> WORK TO DO:
**a)** In the article on the receding Mideast war danger, when was the Geneva breakthrough reached?
**b)** Condense the paragraph of the article on the receding Mideast war danger that begins "As more details emerge" into a short bulleted list that keeps its main points.

> TEXT PROVIDED:
Mideast War Danger Recedes;
Putin Emerges as Peacemaker
Special to EIR
Dec. 2—With the signing of the interim agreement between the P5+1 (UN Security Council Permanent Five plus Germany) and Iran, the immediate danger of global conflict has shifted away from the volatile Persian Gulf and Mideast region, for the time being.
As more details emerge of the extensive secret diplomacy that led to the breakthrough in Geneva at 3 a.m. on Nov. 24, it becomes more clear that Russian President Vladimir Putin has emerged as a key peacemaker. It can be expected that the radical Malthusian faction centered in the British monarchy will not sit back and allow this strategic shift to take place without attempting to block it from going any further. As the result, the war danger has shifted for now away from Southwest Asia, but has not been eliminated. And with President Barack Obama becoming more and more desperate as his Presidency sinks into a quicksand of imcompetence and scandals, the danger of an irrational move coming from the White House should not be underestimated.
It should be recalled that as recently as the beginning of September, President Obama had ordered the U.S. military to launch missile strikes on targets in Syria, and that it was only an intense mobilization of institutional war-avoidance forces, backed by an outpouring of opposition from the American public, that stopped those attacks from taking place.

> EXTRACTED MATERIAL:
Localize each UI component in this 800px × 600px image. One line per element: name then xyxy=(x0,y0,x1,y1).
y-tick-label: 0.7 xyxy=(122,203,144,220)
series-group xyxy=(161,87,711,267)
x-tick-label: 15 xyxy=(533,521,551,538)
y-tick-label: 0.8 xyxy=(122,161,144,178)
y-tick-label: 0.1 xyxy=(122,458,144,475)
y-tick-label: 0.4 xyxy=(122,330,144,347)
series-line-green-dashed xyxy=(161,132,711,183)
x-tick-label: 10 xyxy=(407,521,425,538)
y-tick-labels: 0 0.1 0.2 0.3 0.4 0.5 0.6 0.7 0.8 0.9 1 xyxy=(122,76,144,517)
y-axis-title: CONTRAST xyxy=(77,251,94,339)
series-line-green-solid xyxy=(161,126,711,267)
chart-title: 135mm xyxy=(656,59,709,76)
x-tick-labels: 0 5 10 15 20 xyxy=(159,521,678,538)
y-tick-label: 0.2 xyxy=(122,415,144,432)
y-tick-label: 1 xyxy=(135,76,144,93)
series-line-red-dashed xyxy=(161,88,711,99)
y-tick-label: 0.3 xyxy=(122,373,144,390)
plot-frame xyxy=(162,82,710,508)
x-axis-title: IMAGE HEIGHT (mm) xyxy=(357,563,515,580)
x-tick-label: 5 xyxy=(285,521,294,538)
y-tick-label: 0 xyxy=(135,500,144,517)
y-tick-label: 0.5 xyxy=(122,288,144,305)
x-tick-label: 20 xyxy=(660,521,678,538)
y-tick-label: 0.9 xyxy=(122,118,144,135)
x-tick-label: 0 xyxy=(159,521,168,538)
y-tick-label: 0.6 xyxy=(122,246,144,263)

> ANSWER LIST:
**a)** At 3 a.m. on Nov. 24.

**b)**
- Details of the secret diplomacy behind the Geneva breakthrough show Russian President Vladimir Putin emerging as a key peacemaker.
- The radical Malthusian faction centered in the British monarchy can be expected to try to block this strategic shift.
- The war danger has moved away from Southwest Asia for now but has not been eliminated.
- As President Barack Obama's presidency sinks amid incompetence and scandals, the danger of an irrational move from the White House should not be underestimated.